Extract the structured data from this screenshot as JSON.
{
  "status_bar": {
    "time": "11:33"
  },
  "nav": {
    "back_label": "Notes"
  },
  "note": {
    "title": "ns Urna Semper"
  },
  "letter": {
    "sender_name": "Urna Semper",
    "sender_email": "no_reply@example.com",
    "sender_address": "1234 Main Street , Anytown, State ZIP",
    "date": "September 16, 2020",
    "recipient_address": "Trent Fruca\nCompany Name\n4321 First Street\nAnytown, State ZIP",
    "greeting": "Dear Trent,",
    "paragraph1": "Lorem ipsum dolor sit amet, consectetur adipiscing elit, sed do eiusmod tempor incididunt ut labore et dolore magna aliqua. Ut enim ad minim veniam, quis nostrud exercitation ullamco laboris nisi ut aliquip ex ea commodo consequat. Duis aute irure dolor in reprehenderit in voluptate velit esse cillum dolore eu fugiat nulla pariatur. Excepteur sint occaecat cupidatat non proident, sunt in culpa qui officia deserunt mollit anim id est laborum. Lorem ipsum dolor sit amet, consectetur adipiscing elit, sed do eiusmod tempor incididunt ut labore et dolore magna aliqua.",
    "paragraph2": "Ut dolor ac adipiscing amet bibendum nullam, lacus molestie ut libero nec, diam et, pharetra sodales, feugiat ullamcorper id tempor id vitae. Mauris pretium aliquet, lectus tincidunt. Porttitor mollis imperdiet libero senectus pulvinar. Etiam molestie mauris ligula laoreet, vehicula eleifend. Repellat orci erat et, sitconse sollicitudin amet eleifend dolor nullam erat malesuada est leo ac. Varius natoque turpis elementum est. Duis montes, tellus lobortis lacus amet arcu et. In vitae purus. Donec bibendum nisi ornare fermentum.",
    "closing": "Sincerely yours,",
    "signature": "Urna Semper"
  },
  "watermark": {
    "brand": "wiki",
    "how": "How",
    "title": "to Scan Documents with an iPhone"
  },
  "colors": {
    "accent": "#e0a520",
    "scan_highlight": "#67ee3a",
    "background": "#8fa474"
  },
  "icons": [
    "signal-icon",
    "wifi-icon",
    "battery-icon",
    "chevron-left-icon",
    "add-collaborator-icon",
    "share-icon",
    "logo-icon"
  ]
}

+---+

→ **TO DO**
Copy out all lines where the word "nisi" appears.

→ **SOLUTION FOR THIS TASK**
    "paragraph1": "Lorem ipsum dolor sit amet, consectetur adipiscing elit, sed do eiusmod tempor incididunt ut labore et dolore magna aliqua. Ut enim ad minim veniam, quis nostrud exercitation ullamco laboris nisi ut aliquip ex ea commodo consequat. Duis aute irure dolor in reprehenderit in voluptate velit esse cillum dolore eu fugiat nulla pariatur. Excepteur sint occaecat cupidatat non proident, sunt in culpa qui officia deserunt mollit anim id est laborum. Lorem ipsum dolor sit amet, consectetur adipiscing elit, sed do eiusmod tempor incididunt ut labore et dolore magna aliqua.",
    "paragraph2": "Ut dolor ac adipiscing amet bibendum nullam, lacus molestie ut libero nec, diam et, pharetra sodales, feugiat ullamcorper id tempor id vitae. Mauris pretium aliquet, lectus tincidunt. Porttitor mollis imperdiet libero senectus pulvinar. Etiam molestie mauris ligula laoreet, vehicula eleifend. Repellat orci erat et, sitconse sollicitudin amet eleifend dolor nullam erat malesuada est leo ac. Varius natoque turpis elementum est. Duis montes, tellus lobortis lacus amet arcu et. In vitae purus. Donec bibendum nisi ornare fermentum.",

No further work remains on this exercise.